**TASK REQUIREMENTS**: Extract each line of the data and write it out again exactly.

• • • • • • •

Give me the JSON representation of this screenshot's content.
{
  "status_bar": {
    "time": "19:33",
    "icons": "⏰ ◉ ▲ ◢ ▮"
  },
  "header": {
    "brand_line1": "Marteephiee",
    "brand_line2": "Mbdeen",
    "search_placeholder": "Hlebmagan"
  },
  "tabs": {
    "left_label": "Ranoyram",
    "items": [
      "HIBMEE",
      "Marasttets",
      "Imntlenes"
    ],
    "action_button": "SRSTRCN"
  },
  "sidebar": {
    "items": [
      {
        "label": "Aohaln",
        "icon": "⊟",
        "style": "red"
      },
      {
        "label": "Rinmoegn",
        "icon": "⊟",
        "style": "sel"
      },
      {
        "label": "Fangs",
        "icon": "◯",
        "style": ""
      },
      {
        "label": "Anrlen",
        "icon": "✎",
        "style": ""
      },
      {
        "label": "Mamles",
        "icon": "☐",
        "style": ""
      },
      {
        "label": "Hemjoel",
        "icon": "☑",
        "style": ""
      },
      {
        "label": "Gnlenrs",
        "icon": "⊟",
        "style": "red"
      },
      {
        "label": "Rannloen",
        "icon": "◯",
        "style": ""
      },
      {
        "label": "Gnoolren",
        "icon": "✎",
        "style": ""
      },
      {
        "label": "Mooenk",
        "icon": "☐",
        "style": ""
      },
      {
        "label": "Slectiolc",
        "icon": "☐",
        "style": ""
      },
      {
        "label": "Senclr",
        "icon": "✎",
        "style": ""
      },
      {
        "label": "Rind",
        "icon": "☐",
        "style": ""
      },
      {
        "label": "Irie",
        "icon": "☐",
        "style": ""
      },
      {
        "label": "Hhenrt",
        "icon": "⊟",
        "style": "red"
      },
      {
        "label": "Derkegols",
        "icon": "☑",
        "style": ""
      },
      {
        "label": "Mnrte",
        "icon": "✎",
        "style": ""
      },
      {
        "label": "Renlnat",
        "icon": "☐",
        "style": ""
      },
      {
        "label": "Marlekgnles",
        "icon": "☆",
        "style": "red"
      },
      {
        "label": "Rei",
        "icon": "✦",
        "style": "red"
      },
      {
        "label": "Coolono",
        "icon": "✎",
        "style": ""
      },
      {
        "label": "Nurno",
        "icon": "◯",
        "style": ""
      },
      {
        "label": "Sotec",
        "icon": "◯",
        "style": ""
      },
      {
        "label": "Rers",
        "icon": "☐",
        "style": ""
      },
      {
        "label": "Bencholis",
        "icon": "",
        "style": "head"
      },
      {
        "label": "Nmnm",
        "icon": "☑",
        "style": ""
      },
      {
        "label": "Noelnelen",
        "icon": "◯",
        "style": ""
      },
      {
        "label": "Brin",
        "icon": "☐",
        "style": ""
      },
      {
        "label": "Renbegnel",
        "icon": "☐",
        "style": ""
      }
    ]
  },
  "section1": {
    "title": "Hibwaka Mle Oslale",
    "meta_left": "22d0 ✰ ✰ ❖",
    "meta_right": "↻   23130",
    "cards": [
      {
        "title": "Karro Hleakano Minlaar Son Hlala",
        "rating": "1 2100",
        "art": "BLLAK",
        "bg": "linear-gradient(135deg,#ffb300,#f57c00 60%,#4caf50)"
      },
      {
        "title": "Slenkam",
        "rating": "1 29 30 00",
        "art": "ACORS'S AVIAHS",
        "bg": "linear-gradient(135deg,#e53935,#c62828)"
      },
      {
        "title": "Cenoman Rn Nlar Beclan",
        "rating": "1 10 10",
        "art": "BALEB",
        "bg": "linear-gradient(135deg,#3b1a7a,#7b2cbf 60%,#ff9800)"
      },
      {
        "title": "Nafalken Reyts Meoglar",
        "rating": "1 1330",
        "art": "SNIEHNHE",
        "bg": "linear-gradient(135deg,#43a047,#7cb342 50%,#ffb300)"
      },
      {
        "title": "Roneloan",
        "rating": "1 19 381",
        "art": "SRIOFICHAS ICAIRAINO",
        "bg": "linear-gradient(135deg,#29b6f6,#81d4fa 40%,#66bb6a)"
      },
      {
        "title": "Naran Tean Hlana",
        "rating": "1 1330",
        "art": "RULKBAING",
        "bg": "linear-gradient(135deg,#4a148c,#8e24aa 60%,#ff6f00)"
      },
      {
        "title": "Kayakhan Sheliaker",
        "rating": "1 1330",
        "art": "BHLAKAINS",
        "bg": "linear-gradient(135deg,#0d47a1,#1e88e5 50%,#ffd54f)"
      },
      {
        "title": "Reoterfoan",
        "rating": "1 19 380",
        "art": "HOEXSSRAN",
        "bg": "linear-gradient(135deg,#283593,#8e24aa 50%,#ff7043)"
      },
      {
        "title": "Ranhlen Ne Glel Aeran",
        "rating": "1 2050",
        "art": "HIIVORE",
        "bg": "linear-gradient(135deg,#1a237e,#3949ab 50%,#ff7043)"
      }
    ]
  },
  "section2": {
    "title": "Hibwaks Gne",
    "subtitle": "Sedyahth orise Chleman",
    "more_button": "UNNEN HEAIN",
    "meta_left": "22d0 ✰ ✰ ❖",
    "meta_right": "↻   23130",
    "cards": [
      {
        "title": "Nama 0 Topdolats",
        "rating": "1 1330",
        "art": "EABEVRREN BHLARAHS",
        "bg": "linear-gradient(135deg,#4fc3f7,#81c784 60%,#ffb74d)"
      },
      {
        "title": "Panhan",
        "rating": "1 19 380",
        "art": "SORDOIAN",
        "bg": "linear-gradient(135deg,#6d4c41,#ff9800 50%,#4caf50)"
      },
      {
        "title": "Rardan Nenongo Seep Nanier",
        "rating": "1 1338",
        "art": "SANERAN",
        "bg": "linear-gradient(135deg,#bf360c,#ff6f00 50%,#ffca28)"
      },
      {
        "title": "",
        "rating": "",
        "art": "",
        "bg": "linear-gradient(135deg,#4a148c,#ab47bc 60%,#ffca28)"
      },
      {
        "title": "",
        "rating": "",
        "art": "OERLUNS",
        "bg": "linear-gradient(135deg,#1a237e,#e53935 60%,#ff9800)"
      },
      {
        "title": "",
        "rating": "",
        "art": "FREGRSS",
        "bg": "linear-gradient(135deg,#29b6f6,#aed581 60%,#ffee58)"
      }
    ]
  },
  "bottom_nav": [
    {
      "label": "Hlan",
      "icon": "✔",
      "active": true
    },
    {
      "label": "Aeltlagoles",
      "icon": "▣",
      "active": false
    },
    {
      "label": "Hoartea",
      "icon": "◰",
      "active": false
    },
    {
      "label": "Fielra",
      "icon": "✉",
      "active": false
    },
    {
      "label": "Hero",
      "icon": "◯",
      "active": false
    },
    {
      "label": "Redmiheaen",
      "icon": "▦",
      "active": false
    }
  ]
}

• • • • • • •

**RESPONSE**:
Give me the JSON representation of this screenshot's content.
{
  "status_bar": {
    "time": "19:33",
    "icons": "⏰ ◉ ▲ ◢ ▮"
  },
  "header": {
    "brand_line1": "Marteephiee",
    "brand_line2": "Mbdeen",
    "search_placeholder": "Hlebmagan"
  },
  "tabs": {
    "left_label": "Ranoyram",
    "items": [
      "HIBMEE",
      "Marasttets",
      "Imntlenes"
    ],
    "action_button": "SRSTRCN"
  },
  "sidebar": {
    "items": [
      {
        "label": "Aohaln",
        "icon": "⊟",
        "style": "red"
      },
      {
        "label": "Rinmoegn",
        "icon": "⊟",
        "style": "sel"
      },
      {
        "label": "Fangs",
        "icon": "◯",
        "style": ""
      },
      {
        "label": "Anrlen",
        "icon": "✎",
        "style": ""
      },
      {
        "label": "Mamles",
        "icon": "☐",
        "style": ""
      },
      {
        "label": "Hemjoel",
        "icon": "☑",
        "style": ""
      },
      {
        "label": "Gnlenrs",
        "icon": "⊟",
        "style": "red"
      },
      {
        "label": "Rannloen",
        "icon": "◯",
        "style": ""
      },
      {
        "label": "Gnoolren",
        "icon": "✎",
        "style": ""
      },
      {
        "label": "Mooenk",
        "icon": "☐",
        "style": ""
      },
      {
        "label": "Slectiolc",
        "icon": "☐",
        "style": ""
      },
      {
        "label": "Senclr",
        "icon": "✎",
        "style": ""
      },
      {
        "label": "Rind",
        "icon": "☐",
        "style": ""
      },
      {
        "label": "Irie",
        "icon": "☐",
        "style": ""
      },
      {
        "label": "Hhenrt",
        "icon": "⊟",
        "style": "red"
      },
      {
        "label": "Derkegols",
        "icon": "☑",
        "style": ""
      },
      {
        "label": "Mnrte",
        "icon": "✎",
        "style": ""
      },
      {
        "label": "Renlnat",
        "icon": "☐",
        "style": ""
      },
      {
        "label": "Marlekgnles",
        "icon": "☆",
        "style": "red"
      },
      {
        "label": "Rei",
        "icon": "✦",
        "style": "red"
      },
      {
        "label": "Coolono",
        "icon": "✎",
        "style": ""
      },
      {
        "label": "Nurno",
        "icon": "◯",
        "style": ""
      },
      {
        "label": "Sotec",
        "icon": "◯",
        "style": ""
      },
      {
        "label": "Rers",
        "icon": "☐",
        "style": ""
      },
      {
        "label": "Bencholis",
        "icon": "",
        "style": "head"
      },
      {
        "label": "Nmnm",
        "icon": "☑",
        "style": ""
      },
      {
        "label": "Noelnelen",
        "icon": "◯",
        "style": ""
      },
      {
        "label": "Brin",
        "icon": "☐",
        "style": ""
      },
      {
        "label": "Renbegnel",
        "icon": "☐",
        "style": ""
      }
    ]
  },
  "section1": {
    "title": "Hibwaka Mle Oslale",
    "meta_left": "22d0 ✰ ✰ ❖",
    "meta_right": "↻   23130",
    "cards": [
      {
        "title": "Karro Hleakano Minlaar Son Hlala",
        "rating": "1 2100",
        "art": "BLLAK",
        "bg": "linear-gradient(135deg,#ffb300,#f57c00 60%,#4caf50)"
      },
      {
        "title": "Slenkam",
        "rating": "1 29 30 00",
        "art": "ACORS'S AVIAHS",
        "bg": "linear-gradient(135deg,#e53935,#c62828)"
      },
      {
        "title": "Cenoman Rn Nlar Beclan",
        "rating": "1 10 10",
        "art": "BALEB",
        "bg": "linear-gradient(135deg,#3b1a7a,#7b2cbf 60%,#ff9800)"
      },
      {
        "title": "Nafalken Reyts Meoglar",
        "rating": "1 1330",
        "art": "SNIEHNHE",
        "bg": "linear-gradient(135deg,#43a047,#7cb342 50%,#ffb300)"
      },
      {
        "title": "Roneloan",
        "rating": "1 19 381",
        "art": "SRIOFICHAS ICAIRAINO",
        "bg": "linear-gradient(135deg,#29b6f6,#81d4fa 40%,#66bb6a)"
      },
      {
        "title": "Naran Tean Hlana",
        "rating": "1 1330",
        "art": "RULKBAING",
        "bg": "linear-gradient(135deg,#4a148c,#8e24aa 60%,#ff6f00)"
      },
      {
        "title": "Kayakhan Sheliaker",
        "rating": "1 1330",
        "art": "BHLAKAINS",
        "bg": "linear-gradient(135deg,#0d47a1,#1e88e5 50%,#ffd54f)"
      },
      {
        "title": "Reoterfoan",
        "rating": "1 19 380",
        "art": "HOEXSSRAN",
        "bg": "linear-gradient(135deg,#283593,#8e24aa 50%,#ff7043)"
      },
      {
        "title": "Ranhlen Ne Glel Aeran",
        "rating": "1 2050",
        "art": "HIIVORE",
        "bg": "linear-gradient(135deg,#1a237e,#3949ab 50%,#ff7043)"
      }
    ]
  },
  "section2": {
    "title": "Hibwaks Gne",
    "subtitle": "Sedyahth orise Chleman",
    "more_button": "UNNEN HEAIN",
    "meta_left": "22d0 ✰ ✰ ❖",
    "meta_right": "↻   23130",
    "cards": [
      {
        "title": "Nama 0 Topdolats",
        "rating": "1 1330",
        "art": "EABEVRREN BHLARAHS",
        "bg": "linear-gradient(135deg,#4fc3f7,#81c784 60%,#ffb74d)"
      },
      {
        "title": "Panhan",
        "rating": "1 19 380",
        "art": "SORDOIAN",
        "bg": "linear-gradient(135deg,#6d4c41,#ff9800 50%,#4caf50)"
      },
      {
        "title": "Rardan Nenongo Seep Nanier",
        "rating": "1 1338",
        "art": "SANERAN",
        "bg": "linear-gradient(135deg,#bf360c,#ff6f00 50%,#ffca28)"
      },
      {
        "title": "",
        "rating": "",
        "art": "",
        "bg": "linear-gradient(135deg,#4a148c,#ab47bc 60%,#ffca28)"
      },
      {
        "title": "",
        "rating": "",
        "art": "OERLUNS",
        "bg": "linear-gradient(135deg,#1a237e,#e53935 60%,#ff9800)"
      },
      {
        "title": "",
        "rating": "",
        "art": "FREGRSS",
        "bg": "linear-gradient(135deg,#29b6f6,#aed581 60%,#ffee58)"
      }
    ]
  },
  "bottom_nav": [
    {
      "label": "Hlan",
      "icon": "✔",
      "active": true
    },
    {
      "label": "Aeltlagoles",
      "icon": "▣",
      "active": false
    },
    {
      "label": "Hoartea",
      "icon": "◰",
      "active": false
    },
    {
      "label": "Fielra",
      "icon": "✉",
      "active": false
    },
    {
      "label": "Hero",
      "icon": "◯",
      "active": false
    },
    {
      "label": "Redmiheaen",
      "icon": "▦",
      "active": false
    }
  ]
}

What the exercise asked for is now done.